EXERCISE GOAL
Write the records below out in full, character for character, with no pictures.

Source records:
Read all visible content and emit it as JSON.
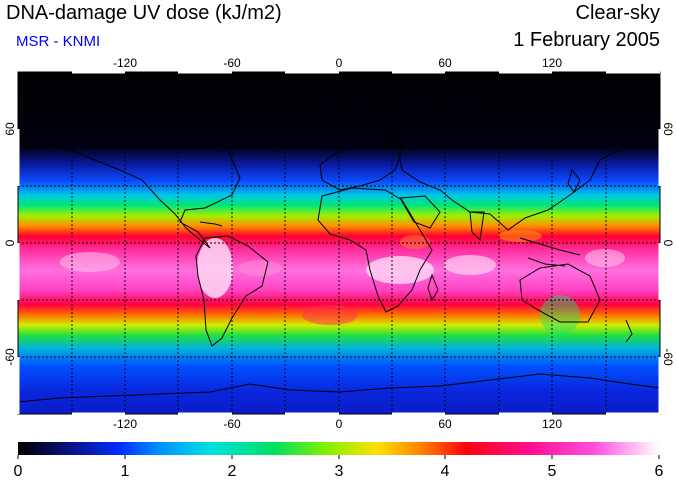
{
  "title": "DNA-damage UV dose (kJ/m2)",
  "subtitle": "MSR - KNMI",
  "sky_condition": "Clear-sky",
  "date": "1 February 2005",
  "longitude_ticks": [
    "-120",
    "-60",
    "0",
    "60",
    "120"
  ],
  "latitude_ticks": [
    "60",
    "0",
    "-60"
  ],
  "colorbar": {
    "labels": [
      "0",
      "1",
      "2",
      "3",
      "4",
      "5",
      "6"
    ],
    "min": 0,
    "max": 6
  },
  "colors": {
    "subtitle": "#0000ff",
    "coast": "#000000"
  }
}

SOLUTION BELOW
Read all visible content and emit it as JSON.
{
  "title": "DNA-damage UV dose (kJ/m2)",
  "subtitle": "MSR - KNMI",
  "sky_condition": "Clear-sky",
  "date": "1 February 2005",
  "longitude_ticks": [
    "-120",
    "-60",
    "0",
    "60",
    "120"
  ],
  "latitude_ticks": [
    "60",
    "0",
    "-60"
  ],
  "colorbar": {
    "labels": [
      "0",
      "1",
      "2",
      "3",
      "4",
      "5",
      "6"
    ],
    "min": 0,
    "max": 6
  },
  "colors": {
    "subtitle": "#0000ff",
    "coast": "#000000"
  }
}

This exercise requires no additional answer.